* _Items from a figure collection_
========================================

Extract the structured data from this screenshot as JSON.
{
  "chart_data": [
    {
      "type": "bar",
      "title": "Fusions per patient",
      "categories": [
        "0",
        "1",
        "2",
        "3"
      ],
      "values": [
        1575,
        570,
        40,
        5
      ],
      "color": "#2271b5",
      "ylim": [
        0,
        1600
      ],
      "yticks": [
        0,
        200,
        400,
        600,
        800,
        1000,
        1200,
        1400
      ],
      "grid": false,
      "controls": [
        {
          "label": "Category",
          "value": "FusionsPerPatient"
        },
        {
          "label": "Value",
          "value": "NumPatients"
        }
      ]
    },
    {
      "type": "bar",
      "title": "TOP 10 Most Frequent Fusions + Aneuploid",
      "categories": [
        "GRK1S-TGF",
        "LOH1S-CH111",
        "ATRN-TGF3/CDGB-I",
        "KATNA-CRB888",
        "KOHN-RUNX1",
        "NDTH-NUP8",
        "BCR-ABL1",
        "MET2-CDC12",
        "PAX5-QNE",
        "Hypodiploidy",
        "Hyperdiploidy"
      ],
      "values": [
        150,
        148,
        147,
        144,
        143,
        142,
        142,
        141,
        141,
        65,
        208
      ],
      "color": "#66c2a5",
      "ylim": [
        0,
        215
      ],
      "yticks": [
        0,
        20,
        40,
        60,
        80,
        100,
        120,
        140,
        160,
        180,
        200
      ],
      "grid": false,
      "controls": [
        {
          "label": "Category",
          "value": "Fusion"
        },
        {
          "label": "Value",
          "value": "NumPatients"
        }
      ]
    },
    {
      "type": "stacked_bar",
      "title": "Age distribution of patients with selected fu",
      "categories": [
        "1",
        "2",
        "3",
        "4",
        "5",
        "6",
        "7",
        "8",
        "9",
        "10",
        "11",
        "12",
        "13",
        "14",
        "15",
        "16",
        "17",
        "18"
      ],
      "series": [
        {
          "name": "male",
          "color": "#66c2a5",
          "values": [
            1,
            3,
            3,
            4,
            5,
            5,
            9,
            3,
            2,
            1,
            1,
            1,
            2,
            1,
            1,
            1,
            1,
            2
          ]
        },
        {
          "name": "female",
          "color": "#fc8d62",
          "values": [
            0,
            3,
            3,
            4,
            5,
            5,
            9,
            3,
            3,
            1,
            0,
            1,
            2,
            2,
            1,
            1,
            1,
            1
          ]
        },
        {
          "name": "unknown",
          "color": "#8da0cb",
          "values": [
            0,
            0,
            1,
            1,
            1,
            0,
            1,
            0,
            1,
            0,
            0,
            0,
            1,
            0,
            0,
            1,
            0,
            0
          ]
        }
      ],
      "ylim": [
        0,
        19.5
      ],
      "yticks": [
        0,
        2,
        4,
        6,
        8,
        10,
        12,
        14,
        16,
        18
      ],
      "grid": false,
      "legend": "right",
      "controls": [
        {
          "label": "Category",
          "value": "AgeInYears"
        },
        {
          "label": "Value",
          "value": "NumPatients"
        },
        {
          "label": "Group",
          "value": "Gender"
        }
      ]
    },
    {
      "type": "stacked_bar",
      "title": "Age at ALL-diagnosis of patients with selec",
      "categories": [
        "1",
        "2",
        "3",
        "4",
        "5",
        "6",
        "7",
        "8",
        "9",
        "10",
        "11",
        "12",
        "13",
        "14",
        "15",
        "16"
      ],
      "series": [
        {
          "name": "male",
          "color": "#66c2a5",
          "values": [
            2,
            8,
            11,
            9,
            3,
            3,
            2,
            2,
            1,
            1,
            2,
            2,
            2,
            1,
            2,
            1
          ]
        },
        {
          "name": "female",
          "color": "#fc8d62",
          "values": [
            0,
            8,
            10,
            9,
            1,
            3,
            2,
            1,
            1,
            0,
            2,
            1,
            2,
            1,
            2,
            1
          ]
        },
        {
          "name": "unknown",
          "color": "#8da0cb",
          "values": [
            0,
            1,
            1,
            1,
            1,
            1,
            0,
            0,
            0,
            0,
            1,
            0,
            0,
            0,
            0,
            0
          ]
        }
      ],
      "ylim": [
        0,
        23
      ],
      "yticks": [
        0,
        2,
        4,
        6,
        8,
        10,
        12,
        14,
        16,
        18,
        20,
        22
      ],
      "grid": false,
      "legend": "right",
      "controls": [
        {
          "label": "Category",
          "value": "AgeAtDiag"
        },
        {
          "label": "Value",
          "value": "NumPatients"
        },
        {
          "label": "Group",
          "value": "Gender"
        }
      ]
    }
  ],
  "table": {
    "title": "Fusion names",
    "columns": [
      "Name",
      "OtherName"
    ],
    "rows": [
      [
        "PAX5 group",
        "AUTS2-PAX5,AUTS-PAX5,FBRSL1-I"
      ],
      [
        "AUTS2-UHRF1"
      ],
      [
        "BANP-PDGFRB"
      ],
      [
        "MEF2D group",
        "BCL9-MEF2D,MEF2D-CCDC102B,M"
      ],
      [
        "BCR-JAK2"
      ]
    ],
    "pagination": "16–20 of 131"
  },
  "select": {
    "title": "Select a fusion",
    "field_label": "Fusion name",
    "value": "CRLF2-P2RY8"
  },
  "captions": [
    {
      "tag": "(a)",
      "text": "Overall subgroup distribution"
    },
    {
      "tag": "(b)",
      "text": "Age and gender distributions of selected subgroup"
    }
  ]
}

========================================

* _BRIEF_
Please copy every line in the entries where "selected" appears.

* _WRITTEN SOLUTION_
      "title": "Age distribution of patients with selected fu",
      "text": "Age and gender distributions of selected subgroup"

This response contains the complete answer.